* Exercise goal *
The entries need to be copied exactly.

::::::

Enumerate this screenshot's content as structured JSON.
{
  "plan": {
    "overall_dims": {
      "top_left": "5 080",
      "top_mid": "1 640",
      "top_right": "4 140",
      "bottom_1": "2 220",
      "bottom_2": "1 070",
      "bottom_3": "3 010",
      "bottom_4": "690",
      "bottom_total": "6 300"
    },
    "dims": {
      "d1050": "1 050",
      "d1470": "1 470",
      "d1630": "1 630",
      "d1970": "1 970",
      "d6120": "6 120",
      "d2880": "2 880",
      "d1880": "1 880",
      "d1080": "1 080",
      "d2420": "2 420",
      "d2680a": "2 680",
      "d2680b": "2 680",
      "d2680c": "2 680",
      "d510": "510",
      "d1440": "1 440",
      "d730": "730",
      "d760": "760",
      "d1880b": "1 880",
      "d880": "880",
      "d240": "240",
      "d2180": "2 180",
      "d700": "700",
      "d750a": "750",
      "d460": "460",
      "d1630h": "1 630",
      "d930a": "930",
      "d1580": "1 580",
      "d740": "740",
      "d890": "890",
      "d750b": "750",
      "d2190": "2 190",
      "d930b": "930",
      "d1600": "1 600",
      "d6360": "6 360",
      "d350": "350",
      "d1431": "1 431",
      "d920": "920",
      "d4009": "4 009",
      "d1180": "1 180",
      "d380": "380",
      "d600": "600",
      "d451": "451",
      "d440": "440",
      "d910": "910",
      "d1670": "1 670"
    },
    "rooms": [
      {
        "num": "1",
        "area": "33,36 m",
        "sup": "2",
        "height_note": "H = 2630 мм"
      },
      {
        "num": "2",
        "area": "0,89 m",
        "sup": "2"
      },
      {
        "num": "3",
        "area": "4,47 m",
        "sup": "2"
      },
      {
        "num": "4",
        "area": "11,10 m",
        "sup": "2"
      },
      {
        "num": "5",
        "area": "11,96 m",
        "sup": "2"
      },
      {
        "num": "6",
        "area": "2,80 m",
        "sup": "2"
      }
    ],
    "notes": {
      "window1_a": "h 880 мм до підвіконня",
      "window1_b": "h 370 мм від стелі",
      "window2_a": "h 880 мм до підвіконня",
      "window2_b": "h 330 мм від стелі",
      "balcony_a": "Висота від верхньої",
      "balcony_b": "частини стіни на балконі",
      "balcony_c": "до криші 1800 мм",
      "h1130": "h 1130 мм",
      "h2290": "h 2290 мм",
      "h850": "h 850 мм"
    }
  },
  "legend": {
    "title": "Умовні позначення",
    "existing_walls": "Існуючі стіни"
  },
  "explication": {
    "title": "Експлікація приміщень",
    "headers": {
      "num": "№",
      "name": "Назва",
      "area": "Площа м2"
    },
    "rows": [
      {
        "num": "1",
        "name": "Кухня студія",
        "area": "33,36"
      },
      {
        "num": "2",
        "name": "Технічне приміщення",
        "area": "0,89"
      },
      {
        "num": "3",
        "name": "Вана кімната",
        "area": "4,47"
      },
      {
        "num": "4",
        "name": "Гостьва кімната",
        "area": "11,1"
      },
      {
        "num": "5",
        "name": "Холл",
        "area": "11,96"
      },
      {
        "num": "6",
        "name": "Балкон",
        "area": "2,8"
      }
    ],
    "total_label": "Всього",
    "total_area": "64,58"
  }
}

::::::

* Result below *
Enumerate this screenshot's content as structured JSON.
{
  "plan": {
    "overall_dims": {
      "top_left": "5 080",
      "top_mid": "1 640",
      "top_right": "4 140",
      "bottom_1": "2 220",
      "bottom_2": "1 070",
      "bottom_3": "3 010",
      "bottom_4": "690",
      "bottom_total": "6 300"
    },
    "dims": {
      "d1050": "1 050",
      "d1470": "1 470",
      "d1630": "1 630",
      "d1970": "1 970",
      "d6120": "6 120",
      "d2880": "2 880",
      "d1880": "1 880",
      "d1080": "1 080",
      "d2420": "2 420",
      "d2680a": "2 680",
      "d2680b": "2 680",
      "d2680c": "2 680",
      "d510": "510",
      "d1440": "1 440",
      "d730": "730",
      "d760": "760",
      "d1880b": "1 880",
      "d880": "880",
      "d240": "240",
      "d2180": "2 180",
      "d700": "700",
      "d750a": "750",
      "d460": "460",
      "d1630h": "1 630",
      "d930a": "930",
      "d1580": "1 580",
      "d740": "740",
      "d890": "890",
      "d750b": "750",
      "d2190": "2 190",
      "d930b": "930",
      "d1600": "1 600",
      "d6360": "6 360",
      "d350": "350",
      "d1431": "1 431",
      "d920": "920",
      "d4009": "4 009",
      "d1180": "1 180",
      "d380": "380",
      "d600": "600",
      "d451": "451",
      "d440": "440",
      "d910": "910",
      "d1670": "1 670"
    },
    "rooms": [
      {
        "num": "1",
        "area": "33,36 m",
        "sup": "2",
        "height_note": "H = 2630 мм"
      },
      {
        "num": "2",
        "area": "0,89 m",
        "sup": "2"
      },
      {
        "num": "3",
        "area": "4,47 m",
        "sup": "2"
      },
      {
        "num": "4",
        "area": "11,10 m",
        "sup": "2"
      },
      {
        "num": "5",
        "area": "11,96 m",
        "sup": "2"
      },
      {
        "num": "6",
        "area": "2,80 m",
        "sup": "2"
      }
    ],
    "notes": {
      "window1_a": "h 880 мм до підвіконня",
      "window1_b": "h 370 мм від стелі",
      "window2_a": "h 880 мм до підвіконня",
      "window2_b": "h 330 мм від стелі",
      "balcony_a": "Висота від верхньої",
      "balcony_b": "частини стіни на балконі",
      "balcony_c": "до криші 1800 мм",
      "h1130": "h 1130 мм",
      "h2290": "h 2290 мм",
      "h850": "h 850 мм"
    }
  },
  "legend": {
    "title": "Умовні позначення",
    "existing_walls": "Існуючі стіни"
  },
  "explication": {
    "title": "Експлікація приміщень",
    "headers": {
      "num": "№",
      "name": "Назва",
      "area": "Площа м2"
    },
    "rows": [
      {
        "num": "1",
        "name": "Кухня студія",
        "area": "33,36"
      },
      {
        "num": "2",
        "name": "Технічне приміщення",
        "area": "0,89"
      },
      {
        "num": "3",
        "name": "Вана кімната",
        "area": "4,47"
      },
      {
        "num": "4",
        "name": "Гостьва кімната",
        "area": "11,1"
      },
      {
        "num": "5",
        "name": "Холл",
        "area": "11,96"
      },
      {
        "num": "6",
        "name": "Балкон",
        "area": "2,8"
      }
    ],
    "total_label": "Всього",
    "total_area": "64,58"
  }
}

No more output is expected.